Output every line below without omitting or altering anything.

>>>

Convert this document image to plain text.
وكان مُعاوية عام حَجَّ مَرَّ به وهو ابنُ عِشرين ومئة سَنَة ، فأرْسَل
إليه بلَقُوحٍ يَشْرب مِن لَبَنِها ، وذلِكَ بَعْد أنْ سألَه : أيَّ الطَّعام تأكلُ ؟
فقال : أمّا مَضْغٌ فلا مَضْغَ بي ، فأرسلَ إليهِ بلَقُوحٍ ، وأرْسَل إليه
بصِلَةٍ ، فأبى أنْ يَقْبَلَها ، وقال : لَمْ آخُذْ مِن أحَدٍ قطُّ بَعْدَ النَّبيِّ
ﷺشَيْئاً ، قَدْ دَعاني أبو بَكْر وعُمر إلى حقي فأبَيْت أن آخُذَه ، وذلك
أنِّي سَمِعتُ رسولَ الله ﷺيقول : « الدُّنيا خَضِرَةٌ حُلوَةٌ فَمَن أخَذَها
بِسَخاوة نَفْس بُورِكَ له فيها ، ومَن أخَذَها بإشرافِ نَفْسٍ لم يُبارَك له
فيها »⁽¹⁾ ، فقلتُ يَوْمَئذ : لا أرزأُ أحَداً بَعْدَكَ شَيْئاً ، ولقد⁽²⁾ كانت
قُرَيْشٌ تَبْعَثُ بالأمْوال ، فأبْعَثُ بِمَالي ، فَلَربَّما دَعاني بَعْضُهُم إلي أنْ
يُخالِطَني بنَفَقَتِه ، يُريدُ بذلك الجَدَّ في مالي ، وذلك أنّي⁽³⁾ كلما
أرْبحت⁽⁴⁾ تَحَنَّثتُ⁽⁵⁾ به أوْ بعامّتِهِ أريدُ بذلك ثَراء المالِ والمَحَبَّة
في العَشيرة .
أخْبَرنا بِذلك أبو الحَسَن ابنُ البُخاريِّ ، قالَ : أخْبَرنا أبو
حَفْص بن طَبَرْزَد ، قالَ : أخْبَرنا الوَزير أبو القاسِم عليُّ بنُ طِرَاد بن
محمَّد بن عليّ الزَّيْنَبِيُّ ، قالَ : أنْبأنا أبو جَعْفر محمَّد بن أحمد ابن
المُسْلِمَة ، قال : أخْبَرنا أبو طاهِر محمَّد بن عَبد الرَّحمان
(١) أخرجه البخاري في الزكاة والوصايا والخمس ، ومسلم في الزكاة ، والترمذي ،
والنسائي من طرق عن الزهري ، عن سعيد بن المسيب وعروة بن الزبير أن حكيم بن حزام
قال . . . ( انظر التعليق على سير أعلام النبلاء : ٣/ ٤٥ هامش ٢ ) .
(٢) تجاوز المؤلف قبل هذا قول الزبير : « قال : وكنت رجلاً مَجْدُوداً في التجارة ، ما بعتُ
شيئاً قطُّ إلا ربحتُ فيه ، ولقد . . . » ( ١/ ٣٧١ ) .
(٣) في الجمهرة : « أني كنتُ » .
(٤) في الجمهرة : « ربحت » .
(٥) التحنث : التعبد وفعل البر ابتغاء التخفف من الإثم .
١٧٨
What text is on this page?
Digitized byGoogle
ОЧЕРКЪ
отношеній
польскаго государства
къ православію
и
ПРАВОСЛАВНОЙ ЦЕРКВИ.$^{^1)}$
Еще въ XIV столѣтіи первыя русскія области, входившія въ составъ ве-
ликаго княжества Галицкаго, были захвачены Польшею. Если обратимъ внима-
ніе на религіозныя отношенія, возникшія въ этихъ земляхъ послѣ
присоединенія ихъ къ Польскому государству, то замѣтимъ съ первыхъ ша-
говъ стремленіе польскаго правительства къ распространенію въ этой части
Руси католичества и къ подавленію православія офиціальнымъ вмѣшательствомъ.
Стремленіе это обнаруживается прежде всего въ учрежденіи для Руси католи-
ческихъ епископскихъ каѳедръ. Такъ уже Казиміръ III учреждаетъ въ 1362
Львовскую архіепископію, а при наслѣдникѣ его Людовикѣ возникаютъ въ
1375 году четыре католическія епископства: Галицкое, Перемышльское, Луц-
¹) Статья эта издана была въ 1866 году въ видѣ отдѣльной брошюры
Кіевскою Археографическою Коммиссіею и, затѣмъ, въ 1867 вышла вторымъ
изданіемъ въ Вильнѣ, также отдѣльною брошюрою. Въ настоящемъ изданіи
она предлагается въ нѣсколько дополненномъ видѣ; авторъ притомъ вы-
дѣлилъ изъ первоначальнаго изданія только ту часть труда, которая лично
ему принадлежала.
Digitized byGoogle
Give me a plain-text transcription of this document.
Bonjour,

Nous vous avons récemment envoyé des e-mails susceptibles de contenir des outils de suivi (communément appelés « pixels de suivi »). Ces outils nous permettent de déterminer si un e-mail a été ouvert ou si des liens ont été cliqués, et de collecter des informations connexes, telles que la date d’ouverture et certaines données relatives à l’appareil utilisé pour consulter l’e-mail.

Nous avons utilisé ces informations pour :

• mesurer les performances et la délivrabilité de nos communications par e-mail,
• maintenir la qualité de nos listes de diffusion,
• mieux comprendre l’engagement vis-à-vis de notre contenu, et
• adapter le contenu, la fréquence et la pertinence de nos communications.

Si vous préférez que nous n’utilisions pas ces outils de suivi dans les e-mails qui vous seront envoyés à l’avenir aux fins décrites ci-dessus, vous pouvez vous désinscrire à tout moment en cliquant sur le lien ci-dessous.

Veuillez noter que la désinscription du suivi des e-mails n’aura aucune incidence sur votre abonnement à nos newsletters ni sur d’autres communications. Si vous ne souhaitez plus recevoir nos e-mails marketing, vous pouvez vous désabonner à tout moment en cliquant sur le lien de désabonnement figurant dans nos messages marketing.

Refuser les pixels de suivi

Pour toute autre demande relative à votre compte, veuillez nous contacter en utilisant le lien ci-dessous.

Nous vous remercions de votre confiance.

<<<

- _ANSWER_
Convert this document image to plain text.
وكان مُعاوية عام حَجَّ مَرَّ به وهو ابنُ عِشرين ومئة سَنَة ، فأرْسَل
إليه بلَقُوحٍ يَشْرب مِن لَبَنِها ، وذلِكَ بَعْد أنْ سألَه : أيَّ الطَّعام تأكلُ ؟
فقال : أمّا مَضْغٌ فلا مَضْغَ بي ، فأرسلَ إليهِ بلَقُوحٍ ، وأرْسَل إليه
بصِلَةٍ ، فأبى أنْ يَقْبَلَها ، وقال : لَمْ آخُذْ مِن أحَدٍ قطُّ بَعْدَ النَّبيِّ
ﷺشَيْئاً ، قَدْ دَعاني أبو بَكْر وعُمر إلى حقي فأبَيْت أن آخُذَه ، وذلك
أنِّي سَمِعتُ رسولَ الله ﷺيقول : « الدُّنيا خَضِرَةٌ حُلوَةٌ فَمَن أخَذَها
بِسَخاوة نَفْس بُورِكَ له فيها ، ومَن أخَذَها بإشرافِ نَفْسٍ لم يُبارَك له
فيها »⁽¹⁾ ، فقلتُ يَوْمَئذ : لا أرزأُ أحَداً بَعْدَكَ شَيْئاً ، ولقد⁽²⁾ كانت
قُرَيْشٌ تَبْعَثُ بالأمْوال ، فأبْعَثُ بِمَالي ، فَلَربَّما دَعاني بَعْضُهُم إلي أنْ
يُخالِطَني بنَفَقَتِه ، يُريدُ بذلك الجَدَّ في مالي ، وذلك أنّي⁽³⁾ كلما
أرْبحت⁽⁴⁾ تَحَنَّثتُ⁽⁵⁾ به أوْ بعامّتِهِ أريدُ بذلك ثَراء المالِ والمَحَبَّة
في العَشيرة .
أخْبَرنا بِذلك أبو الحَسَن ابنُ البُخاريِّ ، قالَ : أخْبَرنا أبو
حَفْص بن طَبَرْزَد ، قالَ : أخْبَرنا الوَزير أبو القاسِم عليُّ بنُ طِرَاد بن
محمَّد بن عليّ الزَّيْنَبِيُّ ، قالَ : أنْبأنا أبو جَعْفر محمَّد بن أحمد ابن
المُسْلِمَة ، قال : أخْبَرنا أبو طاهِر محمَّد بن عَبد الرَّحمان
(١) أخرجه البخاري في الزكاة والوصايا والخمس ، ومسلم في الزكاة ، والترمذي ،
والنسائي من طرق عن الزهري ، عن سعيد بن المسيب وعروة بن الزبير أن حكيم بن حزام
قال . . . ( انظر التعليق على سير أعلام النبلاء : ٣/ ٤٥ هامش ٢ ) .
(٢) تجاوز المؤلف قبل هذا قول الزبير : « قال : وكنت رجلاً مَجْدُوداً في التجارة ، ما بعتُ
شيئاً قطُّ إلا ربحتُ فيه ، ولقد . . . » ( ١/ ٣٧١ ) .
(٣) في الجمهرة : « أني كنتُ » .
(٤) في الجمهرة : « ربحت » .
(٥) التحنث : التعبد وفعل البر ابتغاء التخفف من الإثم .
١٧٨
What text is on this page?
Digitized byGoogle
ОЧЕРКЪ
отношеній
польскаго государства
къ православію
и
ПРАВОСЛАВНОЙ ЦЕРКВИ.$^{^1)}$
Еще въ XIV столѣтіи первыя русскія области, входившія въ составъ ве-
ликаго княжества Галицкаго, были захвачены Польшею. Если обратимъ внима-
ніе на религіозныя отношенія, возникшія въ этихъ земляхъ послѣ
присоединенія ихъ къ Польскому государству, то замѣтимъ съ первыхъ ша-
говъ стремленіе польскаго правительства къ распространенію въ этой части
Руси католичества и къ подавленію православія офиціальнымъ вмѣшательствомъ.
Стремленіе это обнаруживается прежде всего въ учрежденіи для Руси католи-
ческихъ епископскихъ каѳедръ. Такъ уже Казиміръ III учреждаетъ въ 1362
Львовскую архіепископію, а при наслѣдникѣ его Людовикѣ возникаютъ въ
1375 году четыре католическія епископства: Галицкое, Перемышльское, Луц-
¹) Статья эта издана была въ 1866 году въ видѣ отдѣльной брошюры
Кіевскою Археографическою Коммиссіею и, затѣмъ, въ 1867 вышла вторымъ
изданіемъ въ Вильнѣ, также отдѣльною брошюрою. Въ настоящемъ изданіи
она предлагается въ нѣсколько дополненномъ видѣ; авторъ притомъ вы-
дѣлилъ изъ первоначальнаго изданія только ту часть труда, которая лично
ему принадлежала.
Digitized byGoogle
Give me a plain-text transcription of this document.
Bonjour,

Nous vous avons récemment envoyé des e-mails susceptibles de contenir des outils de suivi (communément appelés « pixels de suivi »). Ces outils nous permettent de déterminer si un e-mail a été ouvert ou si des liens ont été cliqués, et de collecter des informations connexes, telles que la date d’ouverture et certaines données relatives à l’appareil utilisé pour consulter l’e-mail.

Nous avons utilisé ces informations pour :

• mesurer les performances et la délivrabilité de nos communications par e-mail,
• maintenir la qualité de nos listes de diffusion,
• mieux comprendre l’engagement vis-à-vis de notre contenu, et
• adapter le contenu, la fréquence et la pertinence de nos communications.

Si vous préférez que nous n’utilisions pas ces outils de suivi dans les e-mails qui vous seront envoyés à l’avenir aux fins décrites ci-dessus, vous pouvez vous désinscrire à tout moment en cliquant sur le lien ci-dessous.

Veuillez noter que la désinscription du suivi des e-mails n’aura aucune incidence sur votre abonnement à nos newsletters ni sur d’autres communications. Si vous ne souhaitez plus recevoir nos e-mails marketing, vous pouvez vous désabonner à tout moment en cliquant sur le lien de désabonnement figurant dans nos messages marketing.

Refuser les pixels de suivi

Pour toute autre demande relative à votre compte, veuillez nous contacter en utilisant le lien ci-dessous.

Nous vous remercions de votre confiance.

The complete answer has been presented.